§ **GOAL**: For the listing below, give the count of lines containing the string "weather" and nothing else.

§ **RECORD EXCERPTS**:
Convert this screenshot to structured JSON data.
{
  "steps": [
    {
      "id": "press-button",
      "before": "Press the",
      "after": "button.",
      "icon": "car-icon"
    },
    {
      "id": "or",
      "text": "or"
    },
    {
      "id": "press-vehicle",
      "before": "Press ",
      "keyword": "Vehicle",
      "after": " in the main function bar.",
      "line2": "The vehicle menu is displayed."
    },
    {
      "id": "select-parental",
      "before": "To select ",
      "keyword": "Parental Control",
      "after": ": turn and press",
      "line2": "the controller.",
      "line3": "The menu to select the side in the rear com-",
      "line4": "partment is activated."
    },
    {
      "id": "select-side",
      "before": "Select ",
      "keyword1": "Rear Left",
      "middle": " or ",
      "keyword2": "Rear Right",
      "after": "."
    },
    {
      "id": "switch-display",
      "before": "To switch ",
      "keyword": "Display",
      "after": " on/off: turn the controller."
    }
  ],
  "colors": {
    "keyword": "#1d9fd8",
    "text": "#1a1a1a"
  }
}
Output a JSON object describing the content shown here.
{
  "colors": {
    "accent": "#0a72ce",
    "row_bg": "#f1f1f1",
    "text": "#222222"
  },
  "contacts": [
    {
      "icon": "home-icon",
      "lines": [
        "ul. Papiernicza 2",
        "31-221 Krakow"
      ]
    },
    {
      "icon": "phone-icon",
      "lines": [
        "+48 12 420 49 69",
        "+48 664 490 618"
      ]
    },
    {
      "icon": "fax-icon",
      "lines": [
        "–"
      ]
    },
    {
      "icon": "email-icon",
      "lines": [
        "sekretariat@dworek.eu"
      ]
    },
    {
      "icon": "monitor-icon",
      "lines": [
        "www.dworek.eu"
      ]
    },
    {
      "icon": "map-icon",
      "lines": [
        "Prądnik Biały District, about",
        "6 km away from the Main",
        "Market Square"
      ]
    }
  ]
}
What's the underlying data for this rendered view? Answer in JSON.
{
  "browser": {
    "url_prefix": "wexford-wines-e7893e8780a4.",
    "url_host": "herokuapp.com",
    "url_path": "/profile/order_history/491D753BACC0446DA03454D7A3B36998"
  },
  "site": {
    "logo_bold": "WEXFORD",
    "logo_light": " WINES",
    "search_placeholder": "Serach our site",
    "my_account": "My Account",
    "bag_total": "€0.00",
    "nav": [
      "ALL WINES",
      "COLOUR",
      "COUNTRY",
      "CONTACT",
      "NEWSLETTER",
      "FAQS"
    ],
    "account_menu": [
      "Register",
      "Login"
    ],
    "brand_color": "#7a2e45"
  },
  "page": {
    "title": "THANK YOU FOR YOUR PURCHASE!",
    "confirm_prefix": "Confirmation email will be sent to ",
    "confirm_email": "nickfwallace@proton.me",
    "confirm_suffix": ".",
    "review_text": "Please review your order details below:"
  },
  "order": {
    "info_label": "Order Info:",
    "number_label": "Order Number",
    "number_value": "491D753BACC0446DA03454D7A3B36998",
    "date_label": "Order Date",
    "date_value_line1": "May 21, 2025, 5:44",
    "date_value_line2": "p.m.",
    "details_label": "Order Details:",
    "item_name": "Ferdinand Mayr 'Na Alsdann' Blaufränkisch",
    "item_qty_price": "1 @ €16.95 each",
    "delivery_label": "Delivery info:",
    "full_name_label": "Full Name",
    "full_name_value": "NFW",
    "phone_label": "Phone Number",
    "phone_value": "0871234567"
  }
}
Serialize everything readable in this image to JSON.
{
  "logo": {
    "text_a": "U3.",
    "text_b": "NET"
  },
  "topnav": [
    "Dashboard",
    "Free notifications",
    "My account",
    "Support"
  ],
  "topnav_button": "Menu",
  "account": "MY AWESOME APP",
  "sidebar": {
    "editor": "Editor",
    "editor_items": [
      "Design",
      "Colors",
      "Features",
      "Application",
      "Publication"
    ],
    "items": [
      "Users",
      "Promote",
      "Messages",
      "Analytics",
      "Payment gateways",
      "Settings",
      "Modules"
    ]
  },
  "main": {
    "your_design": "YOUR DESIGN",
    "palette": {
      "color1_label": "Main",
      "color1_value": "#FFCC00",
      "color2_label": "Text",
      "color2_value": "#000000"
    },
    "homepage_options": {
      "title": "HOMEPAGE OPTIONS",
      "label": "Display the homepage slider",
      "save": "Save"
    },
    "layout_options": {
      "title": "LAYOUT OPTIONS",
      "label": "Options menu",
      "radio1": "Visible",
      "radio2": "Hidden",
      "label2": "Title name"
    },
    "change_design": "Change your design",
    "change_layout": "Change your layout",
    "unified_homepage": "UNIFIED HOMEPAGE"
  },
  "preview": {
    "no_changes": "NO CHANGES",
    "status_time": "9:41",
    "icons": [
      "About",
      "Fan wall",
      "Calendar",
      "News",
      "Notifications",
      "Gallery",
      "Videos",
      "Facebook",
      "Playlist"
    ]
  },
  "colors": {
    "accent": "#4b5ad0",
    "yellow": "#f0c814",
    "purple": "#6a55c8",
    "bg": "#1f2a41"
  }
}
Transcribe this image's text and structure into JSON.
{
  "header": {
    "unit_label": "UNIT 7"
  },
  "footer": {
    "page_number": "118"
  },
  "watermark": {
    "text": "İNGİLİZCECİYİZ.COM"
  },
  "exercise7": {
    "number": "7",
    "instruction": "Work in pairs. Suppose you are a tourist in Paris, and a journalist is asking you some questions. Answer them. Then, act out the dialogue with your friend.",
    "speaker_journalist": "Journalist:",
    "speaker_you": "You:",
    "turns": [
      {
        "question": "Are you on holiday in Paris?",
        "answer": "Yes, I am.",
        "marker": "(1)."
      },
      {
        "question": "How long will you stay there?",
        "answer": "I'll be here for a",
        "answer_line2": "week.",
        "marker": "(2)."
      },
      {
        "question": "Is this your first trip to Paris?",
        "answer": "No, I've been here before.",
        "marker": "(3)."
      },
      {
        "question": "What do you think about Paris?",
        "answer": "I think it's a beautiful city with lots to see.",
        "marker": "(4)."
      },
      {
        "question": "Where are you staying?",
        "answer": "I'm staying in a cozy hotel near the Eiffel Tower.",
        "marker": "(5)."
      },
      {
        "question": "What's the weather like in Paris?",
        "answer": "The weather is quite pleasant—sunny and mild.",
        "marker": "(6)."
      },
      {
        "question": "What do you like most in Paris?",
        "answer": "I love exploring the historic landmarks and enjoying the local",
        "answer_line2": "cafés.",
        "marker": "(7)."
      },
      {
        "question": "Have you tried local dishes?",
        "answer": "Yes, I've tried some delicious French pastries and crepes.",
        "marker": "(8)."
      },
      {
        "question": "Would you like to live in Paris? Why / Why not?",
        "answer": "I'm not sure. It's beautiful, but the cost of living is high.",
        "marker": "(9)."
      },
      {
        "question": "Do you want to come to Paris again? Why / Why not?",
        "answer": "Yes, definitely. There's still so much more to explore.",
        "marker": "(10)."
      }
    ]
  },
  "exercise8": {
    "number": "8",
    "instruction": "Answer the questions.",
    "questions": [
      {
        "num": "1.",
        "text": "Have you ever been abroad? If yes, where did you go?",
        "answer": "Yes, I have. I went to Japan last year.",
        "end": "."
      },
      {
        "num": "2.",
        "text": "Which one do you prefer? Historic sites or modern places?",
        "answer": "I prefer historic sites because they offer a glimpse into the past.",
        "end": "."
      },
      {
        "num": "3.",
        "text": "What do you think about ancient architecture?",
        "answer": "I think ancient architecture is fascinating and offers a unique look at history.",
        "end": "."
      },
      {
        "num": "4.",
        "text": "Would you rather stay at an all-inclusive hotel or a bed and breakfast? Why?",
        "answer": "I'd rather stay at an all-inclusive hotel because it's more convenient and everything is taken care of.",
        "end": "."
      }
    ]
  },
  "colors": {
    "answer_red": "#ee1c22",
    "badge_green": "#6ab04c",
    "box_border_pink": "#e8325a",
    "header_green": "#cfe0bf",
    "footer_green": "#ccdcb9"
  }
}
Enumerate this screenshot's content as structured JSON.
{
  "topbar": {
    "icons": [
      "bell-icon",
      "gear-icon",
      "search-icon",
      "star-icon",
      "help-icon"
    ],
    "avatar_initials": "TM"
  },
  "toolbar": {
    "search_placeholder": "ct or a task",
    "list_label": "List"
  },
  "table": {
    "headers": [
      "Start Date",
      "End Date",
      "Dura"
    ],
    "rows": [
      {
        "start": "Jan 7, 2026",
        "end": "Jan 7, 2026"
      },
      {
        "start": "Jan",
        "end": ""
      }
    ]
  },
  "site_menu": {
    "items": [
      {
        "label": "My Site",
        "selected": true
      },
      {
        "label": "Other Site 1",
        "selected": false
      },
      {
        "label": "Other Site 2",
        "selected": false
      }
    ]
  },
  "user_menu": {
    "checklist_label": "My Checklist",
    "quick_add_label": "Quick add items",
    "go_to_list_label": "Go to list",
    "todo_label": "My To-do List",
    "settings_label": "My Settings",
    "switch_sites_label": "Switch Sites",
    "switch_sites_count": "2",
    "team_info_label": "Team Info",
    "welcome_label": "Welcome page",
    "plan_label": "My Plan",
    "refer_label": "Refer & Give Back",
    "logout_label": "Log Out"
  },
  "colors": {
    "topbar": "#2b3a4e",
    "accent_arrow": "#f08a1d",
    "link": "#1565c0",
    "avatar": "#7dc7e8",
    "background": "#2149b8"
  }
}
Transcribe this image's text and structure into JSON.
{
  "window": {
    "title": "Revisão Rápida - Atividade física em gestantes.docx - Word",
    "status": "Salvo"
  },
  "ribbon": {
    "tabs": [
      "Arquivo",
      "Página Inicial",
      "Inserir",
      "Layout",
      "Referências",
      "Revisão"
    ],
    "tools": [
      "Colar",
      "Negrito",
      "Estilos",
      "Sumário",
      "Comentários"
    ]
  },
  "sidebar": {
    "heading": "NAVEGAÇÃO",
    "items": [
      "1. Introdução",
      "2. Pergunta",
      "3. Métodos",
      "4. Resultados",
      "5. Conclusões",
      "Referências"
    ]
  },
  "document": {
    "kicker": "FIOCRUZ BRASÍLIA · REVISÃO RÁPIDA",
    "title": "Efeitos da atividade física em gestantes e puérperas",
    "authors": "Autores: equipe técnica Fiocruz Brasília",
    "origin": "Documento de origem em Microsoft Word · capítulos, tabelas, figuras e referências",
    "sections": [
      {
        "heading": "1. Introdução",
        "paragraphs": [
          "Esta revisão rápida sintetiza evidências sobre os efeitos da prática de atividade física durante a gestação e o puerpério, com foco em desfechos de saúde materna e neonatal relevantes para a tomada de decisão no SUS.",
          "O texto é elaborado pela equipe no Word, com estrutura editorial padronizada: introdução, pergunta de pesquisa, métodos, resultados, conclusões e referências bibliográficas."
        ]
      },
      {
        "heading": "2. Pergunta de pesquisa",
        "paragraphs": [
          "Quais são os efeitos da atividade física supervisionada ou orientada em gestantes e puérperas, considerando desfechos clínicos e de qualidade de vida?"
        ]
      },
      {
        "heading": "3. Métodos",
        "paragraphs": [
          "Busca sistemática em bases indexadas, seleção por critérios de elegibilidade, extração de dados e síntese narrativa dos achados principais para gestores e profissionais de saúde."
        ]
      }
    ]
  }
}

§ **COMPLETED TASK**: 2